━━━━━ Entries

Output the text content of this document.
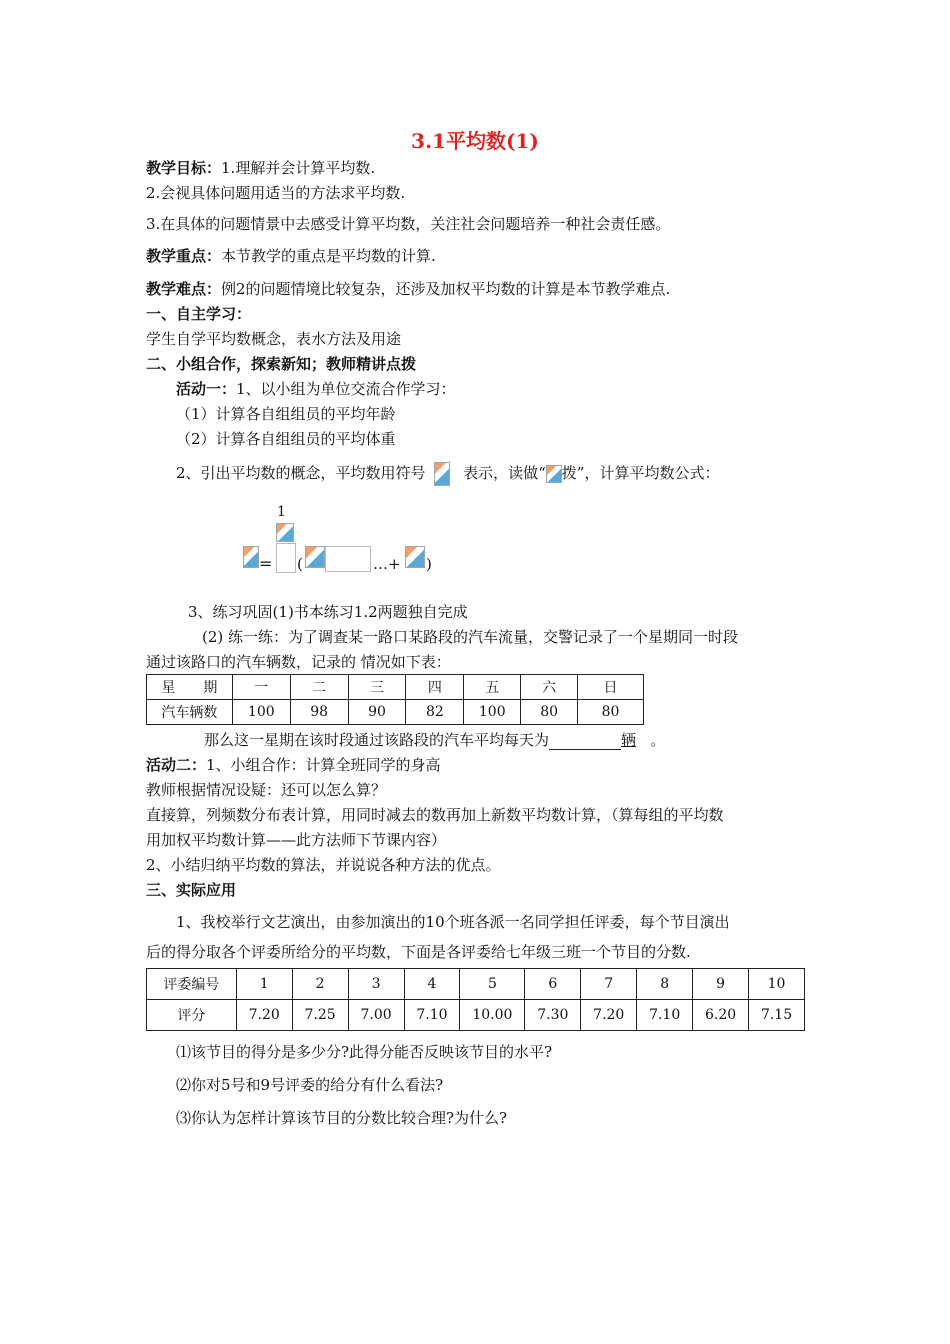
3.1平均数(1)
教学目标：1.理解并会计算平均数.
2.会视具体问题用适当的方法求平均数.
3.在具体的问题情景中去感受计算平均数，关注社会问题培养一种社会责任感。
教学重点：本节教学的重点是平均数的计算.
教学难点：例2的问题情境比较复杂，还涉及加权平均数的计算是本节教学难点.
一、自主学习：
学生自学平均数概念，表水方法及用途
二、小组合作，探索新知；教师精讲点拨
活动一：1、以小组为单位交流合作学习：
（1）计算各自组组员的平均年龄
（2）计算各自组组员的平均体重
2、引出平均数的概念，平均数用符号	表示，读做“ 拨”，计算平均数公式：
1
= (	…+ )
3、练习巩固(1)书本练习1.2两题独自完成
(2) 练一练：为了调查某一路口某路段的汽车流量，交警记录了一个星期同一时段
通过该路口的汽车辆数，记录的 情况如下表：
星　　期	一	二	三	四	五	六	日
汽车辆数	100	98	90	82	100	80	80
那么这一星期在该时段通过该路段的汽车平均每天为	辆 。
活动二：1、小组合作：计算全班同学的身高
教师根据情况设疑：还可以怎么算？
直接算，列频数分布表计算，用同时减去的数再加上新数平均数计算，（算每组的平均数
用加权平均数计算——此方法师下节课内容）
2、小结归纳平均数的算法，并说说各种方法的优点。
三、实际应用
1、我校举行文艺演出，由参加演出的10个班各派一名同学担任评委，每个节目演出
后的得分取各个评委所给分的平均数，下面是各评委给七年级三班一个节目的分数.
评委编号	1	2	3	4	5	6	7	8	9	10
评分	7.20	7.25	7.00	7.10	10.00	7.30	7.20	7.10	6.20	7.15
⑴该节目的得分是多少分?此得分能否反映该节目的水平?
⑵你对5号和9号评委的给分有什么看法?
⑶你认为怎样计算该节目的分数比较合理?为什么?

━━━━━━━━━━

In the listing, find all lines with the string "小组合作" and copy them.

» Full answer:
二、小组合作，探索新知；教师精讲点拨
活动二：1、小组合作：计算全班同学的身高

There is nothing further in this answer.